▸ **SET TASK**: Copy the data below exactly.

═══ EXERCISE INPUTS

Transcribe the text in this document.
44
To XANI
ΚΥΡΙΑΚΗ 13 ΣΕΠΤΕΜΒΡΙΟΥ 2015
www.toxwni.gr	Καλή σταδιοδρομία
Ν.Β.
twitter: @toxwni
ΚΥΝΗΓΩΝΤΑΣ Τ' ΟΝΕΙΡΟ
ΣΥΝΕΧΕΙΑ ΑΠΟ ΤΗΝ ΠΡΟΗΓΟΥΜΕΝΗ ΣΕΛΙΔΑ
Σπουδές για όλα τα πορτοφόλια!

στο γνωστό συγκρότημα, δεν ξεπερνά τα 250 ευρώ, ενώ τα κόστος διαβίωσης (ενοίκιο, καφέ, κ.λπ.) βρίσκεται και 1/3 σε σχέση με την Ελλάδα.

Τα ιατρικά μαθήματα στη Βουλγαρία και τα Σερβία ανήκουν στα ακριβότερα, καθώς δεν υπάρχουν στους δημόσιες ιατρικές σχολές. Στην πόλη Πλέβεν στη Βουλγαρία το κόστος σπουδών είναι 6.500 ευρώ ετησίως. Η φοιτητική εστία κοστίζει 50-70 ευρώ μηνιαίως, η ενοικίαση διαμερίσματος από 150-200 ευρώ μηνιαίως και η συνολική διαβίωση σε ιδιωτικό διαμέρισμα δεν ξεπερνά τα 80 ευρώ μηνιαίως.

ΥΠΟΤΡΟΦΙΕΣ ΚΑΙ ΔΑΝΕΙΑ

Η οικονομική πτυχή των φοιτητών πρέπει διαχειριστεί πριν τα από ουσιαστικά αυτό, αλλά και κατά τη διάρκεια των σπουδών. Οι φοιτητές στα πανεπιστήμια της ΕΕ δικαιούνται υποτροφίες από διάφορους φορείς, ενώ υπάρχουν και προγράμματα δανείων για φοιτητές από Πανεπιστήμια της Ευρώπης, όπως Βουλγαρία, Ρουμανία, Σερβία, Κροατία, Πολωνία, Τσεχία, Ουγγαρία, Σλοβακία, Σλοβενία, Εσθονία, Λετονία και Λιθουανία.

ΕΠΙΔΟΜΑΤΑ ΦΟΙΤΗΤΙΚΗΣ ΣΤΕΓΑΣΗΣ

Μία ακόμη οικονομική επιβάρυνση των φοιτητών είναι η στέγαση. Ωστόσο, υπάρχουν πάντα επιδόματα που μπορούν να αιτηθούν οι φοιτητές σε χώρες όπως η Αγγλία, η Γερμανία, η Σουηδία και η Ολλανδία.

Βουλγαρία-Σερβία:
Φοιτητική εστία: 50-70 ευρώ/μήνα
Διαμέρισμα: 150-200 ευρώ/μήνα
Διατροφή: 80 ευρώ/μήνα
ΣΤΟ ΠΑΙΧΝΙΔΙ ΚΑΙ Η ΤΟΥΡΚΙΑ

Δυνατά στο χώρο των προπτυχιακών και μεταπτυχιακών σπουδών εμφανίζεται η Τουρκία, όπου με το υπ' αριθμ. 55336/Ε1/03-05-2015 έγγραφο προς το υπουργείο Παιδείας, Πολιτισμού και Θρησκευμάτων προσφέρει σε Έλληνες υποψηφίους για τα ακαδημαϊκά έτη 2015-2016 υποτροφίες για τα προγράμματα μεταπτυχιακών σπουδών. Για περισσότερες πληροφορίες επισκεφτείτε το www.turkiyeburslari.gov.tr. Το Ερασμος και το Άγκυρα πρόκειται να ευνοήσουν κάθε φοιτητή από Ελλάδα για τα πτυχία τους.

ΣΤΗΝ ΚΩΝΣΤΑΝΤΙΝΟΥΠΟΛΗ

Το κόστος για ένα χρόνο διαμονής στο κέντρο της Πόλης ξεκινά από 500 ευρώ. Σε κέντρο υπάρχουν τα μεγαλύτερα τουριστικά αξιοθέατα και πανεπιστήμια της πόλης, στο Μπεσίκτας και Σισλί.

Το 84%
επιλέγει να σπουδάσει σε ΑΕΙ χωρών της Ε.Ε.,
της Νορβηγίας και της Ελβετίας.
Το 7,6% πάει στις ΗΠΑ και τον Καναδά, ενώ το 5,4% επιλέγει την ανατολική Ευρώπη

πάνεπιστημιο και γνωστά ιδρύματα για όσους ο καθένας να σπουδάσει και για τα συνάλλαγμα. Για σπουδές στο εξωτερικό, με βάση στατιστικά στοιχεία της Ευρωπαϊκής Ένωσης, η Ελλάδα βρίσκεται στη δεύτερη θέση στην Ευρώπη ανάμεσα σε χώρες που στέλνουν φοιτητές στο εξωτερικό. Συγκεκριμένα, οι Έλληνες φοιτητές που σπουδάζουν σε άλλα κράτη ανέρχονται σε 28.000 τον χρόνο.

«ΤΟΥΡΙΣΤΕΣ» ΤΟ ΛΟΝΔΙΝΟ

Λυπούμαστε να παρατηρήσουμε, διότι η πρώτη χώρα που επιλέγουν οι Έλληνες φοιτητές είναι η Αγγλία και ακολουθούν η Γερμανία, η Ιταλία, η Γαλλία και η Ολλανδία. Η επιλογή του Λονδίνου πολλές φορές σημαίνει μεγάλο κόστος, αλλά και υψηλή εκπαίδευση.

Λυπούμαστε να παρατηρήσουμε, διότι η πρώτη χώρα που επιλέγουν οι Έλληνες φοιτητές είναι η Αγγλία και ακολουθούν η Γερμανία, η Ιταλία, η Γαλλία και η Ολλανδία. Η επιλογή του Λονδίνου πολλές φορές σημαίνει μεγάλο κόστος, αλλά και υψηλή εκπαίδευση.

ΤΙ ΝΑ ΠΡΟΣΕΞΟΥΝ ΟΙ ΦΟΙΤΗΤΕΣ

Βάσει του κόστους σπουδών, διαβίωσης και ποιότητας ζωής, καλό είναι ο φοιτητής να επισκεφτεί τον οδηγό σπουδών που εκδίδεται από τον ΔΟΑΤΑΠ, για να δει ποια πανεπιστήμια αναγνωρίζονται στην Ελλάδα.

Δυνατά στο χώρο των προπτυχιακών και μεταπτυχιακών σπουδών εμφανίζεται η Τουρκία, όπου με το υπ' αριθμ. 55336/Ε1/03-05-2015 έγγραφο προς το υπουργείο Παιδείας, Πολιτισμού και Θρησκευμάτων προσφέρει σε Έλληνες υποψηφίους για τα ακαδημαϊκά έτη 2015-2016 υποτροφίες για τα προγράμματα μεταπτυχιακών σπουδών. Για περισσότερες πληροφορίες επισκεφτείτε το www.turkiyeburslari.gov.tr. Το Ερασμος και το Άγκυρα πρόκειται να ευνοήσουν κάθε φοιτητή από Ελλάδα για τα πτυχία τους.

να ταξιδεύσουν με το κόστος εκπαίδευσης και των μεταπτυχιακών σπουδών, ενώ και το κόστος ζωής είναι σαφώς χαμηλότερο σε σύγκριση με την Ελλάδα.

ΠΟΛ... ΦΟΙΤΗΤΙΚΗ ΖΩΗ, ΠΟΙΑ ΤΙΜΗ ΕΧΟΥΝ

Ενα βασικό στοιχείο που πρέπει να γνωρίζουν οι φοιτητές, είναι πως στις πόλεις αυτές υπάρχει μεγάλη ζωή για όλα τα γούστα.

══════

▸ **SOLUTION**:
Transcribe the text in this document.
44
To XANI
ΚΥΡΙΑΚΗ 13 ΣΕΠΤΕΜΒΡΙΟΥ 2015
www.toxwni.gr	Καλή σταδιοδρομία
Ν.Β.
twitter: @toxwni
ΚΥΝΗΓΩΝΤΑΣ Τ' ΟΝΕΙΡΟ
ΣΥΝΕΧΕΙΑ ΑΠΟ ΤΗΝ ΠΡΟΗΓΟΥΜΕΝΗ ΣΕΛΙΔΑ
Σπουδές για όλα τα πορτοφόλια!

στο γνωστό συγκρότημα, δεν ξεπερνά τα 250 ευρώ, ενώ τα κόστος διαβίωσης (ενοίκιο, καφέ, κ.λπ.) βρίσκεται και 1/3 σε σχέση με την Ελλάδα.

Τα ιατρικά μαθήματα στη Βουλγαρία και τα Σερβία ανήκουν στα ακριβότερα, καθώς δεν υπάρχουν στους δημόσιες ιατρικές σχολές. Στην πόλη Πλέβεν στη Βουλγαρία το κόστος σπουδών είναι 6.500 ευρώ ετησίως. Η φοιτητική εστία κοστίζει 50-70 ευρώ μηνιαίως, η ενοικίαση διαμερίσματος από 150-200 ευρώ μηνιαίως και η συνολική διαβίωση σε ιδιωτικό διαμέρισμα δεν ξεπερνά τα 80 ευρώ μηνιαίως.

ΥΠΟΤΡΟΦΙΕΣ ΚΑΙ ΔΑΝΕΙΑ

Η οικονομική πτυχή των φοιτητών πρέπει διαχειριστεί πριν τα από ουσιαστικά αυτό, αλλά και κατά τη διάρκεια των σπουδών. Οι φοιτητές στα πανεπιστήμια της ΕΕ δικαιούνται υποτροφίες από διάφορους φορείς, ενώ υπάρχουν και προγράμματα δανείων για φοιτητές από Πανεπιστήμια της Ευρώπης, όπως Βουλγαρία, Ρουμανία, Σερβία, Κροατία, Πολωνία, Τσεχία, Ουγγαρία, Σλοβακία, Σλοβενία, Εσθονία, Λετονία και Λιθουανία.

ΕΠΙΔΟΜΑΤΑ ΦΟΙΤΗΤΙΚΗΣ ΣΤΕΓΑΣΗΣ

Μία ακόμη οικονομική επιβάρυνση των φοιτητών είναι η στέγαση. Ωστόσο, υπάρχουν πάντα επιδόματα που μπορούν να αιτηθούν οι φοιτητές σε χώρες όπως η Αγγλία, η Γερμανία, η Σουηδία και η Ολλανδία.

Βουλγαρία-Σερβία:
Φοιτητική εστία: 50-70 ευρώ/μήνα
Διαμέρισμα: 150-200 ευρώ/μήνα
Διατροφή: 80 ευρώ/μήνα
ΣΤΟ ΠΑΙΧΝΙΔΙ ΚΑΙ Η ΤΟΥΡΚΙΑ

Δυνατά στο χώρο των προπτυχιακών και μεταπτυχιακών σπουδών εμφανίζεται η Τουρκία, όπου με το υπ' αριθμ. 55336/Ε1/03-05-2015 έγγραφο προς το υπουργείο Παιδείας, Πολιτισμού και Θρησκευμάτων προσφέρει σε Έλληνες υποψηφίους για τα ακαδημαϊκά έτη 2015-2016 υποτροφίες για τα προγράμματα μεταπτυχιακών σπουδών. Για περισσότερες πληροφορίες επισκεφτείτε το www.turkiyeburslari.gov.tr. Το Ερασμος και το Άγκυρα πρόκειται να ευνοήσουν κάθε φοιτητή από Ελλάδα για τα πτυχία τους.

ΣΤΗΝ ΚΩΝΣΤΑΝΤΙΝΟΥΠΟΛΗ

Το κόστος για ένα χρόνο διαμονής στο κέντρο της Πόλης ξεκινά από 500 ευρώ. Σε κέντρο υπάρχουν τα μεγαλύτερα τουριστικά αξιοθέατα και πανεπιστήμια της πόλης, στο Μπεσίκτας και Σισλί.

Το 84%
επιλέγει να σπουδάσει σε ΑΕΙ χωρών της Ε.Ε.,
της Νορβηγίας και της Ελβετίας.
Το 7,6% πάει στις ΗΠΑ και τον Καναδά, ενώ το 5,4% επιλέγει την ανατολική Ευρώπη

πάνεπιστημιο και γνωστά ιδρύματα για όσους ο καθένας να σπουδάσει και για τα συνάλλαγμα. Για σπουδές στο εξωτερικό, με βάση στατιστικά στοιχεία της Ευρωπαϊκής Ένωσης, η Ελλάδα βρίσκεται στη δεύτερη θέση στην Ευρώπη ανάμεσα σε χώρες που στέλνουν φοιτητές στο εξωτερικό. Συγκεκριμένα, οι Έλληνες φοιτητές που σπουδάζουν σε άλλα κράτη ανέρχονται σε 28.000 τον χρόνο.

«ΤΟΥΡΙΣΤΕΣ» ΤΟ ΛΟΝΔΙΝΟ

Λυπούμαστε να παρατηρήσουμε, διότι η πρώτη χώρα που επιλέγουν οι Έλληνες φοιτητές είναι η Αγγλία και ακολουθούν η Γερμανία, η Ιταλία, η Γαλλία και η Ολλανδία. Η επιλογή του Λονδίνου πολλές φορές σημαίνει μεγάλο κόστος, αλλά και υψηλή εκπαίδευση.

Λυπούμαστε να παρατηρήσουμε, διότι η πρώτη χώρα που επιλέγουν οι Έλληνες φοιτητές είναι η Αγγλία και ακολουθούν η Γερμανία, η Ιταλία, η Γαλλία και η Ολλανδία. Η επιλογή του Λονδίνου πολλές φορές σημαίνει μεγάλο κόστος, αλλά και υψηλή εκπαίδευση.

ΤΙ ΝΑ ΠΡΟΣΕΞΟΥΝ ΟΙ ΦΟΙΤΗΤΕΣ

Βάσει του κόστους σπουδών, διαβίωσης και ποιότητας ζωής, καλό είναι ο φοιτητής να επισκεφτεί τον οδηγό σπουδών που εκδίδεται από τον ΔΟΑΤΑΠ, για να δει ποια πανεπιστήμια αναγνωρίζονται στην Ελλάδα.

Δυνατά στο χώρο των προπτυχιακών και μεταπτυχιακών σπουδών εμφανίζεται η Τουρκία, όπου με το υπ' αριθμ. 55336/Ε1/03-05-2015 έγγραφο προς το υπουργείο Παιδείας, Πολιτισμού και Θρησκευμάτων προσφέρει σε Έλληνες υποψηφίους για τα ακαδημαϊκά έτη 2015-2016 υποτροφίες για τα προγράμματα μεταπτυχιακών σπουδών. Για περισσότερες πληροφορίες επισκεφτείτε το www.turkiyeburslari.gov.tr. Το Ερασμος και το Άγκυρα πρόκειται να ευνοήσουν κάθε φοιτητή από Ελλάδα για τα πτυχία τους.

να ταξιδεύσουν με το κόστος εκπαίδευσης και των μεταπτυχιακών σπουδών, ενώ και το κόστος ζωής είναι σαφώς χαμηλότερο σε σύγκριση με την Ελλάδα.

ΠΟΛ... ΦΟΙΤΗΤΙΚΗ ΖΩΗ, ΠΟΙΑ ΤΙΜΗ ΕΧΟΥΝ

Ενα βασικό στοιχείο που πρέπει να γνωρίζουν οι φοιτητές, είναι πως στις πόλεις αυτές υπάρχει μεγάλη ζωή για όλα τα γούστα.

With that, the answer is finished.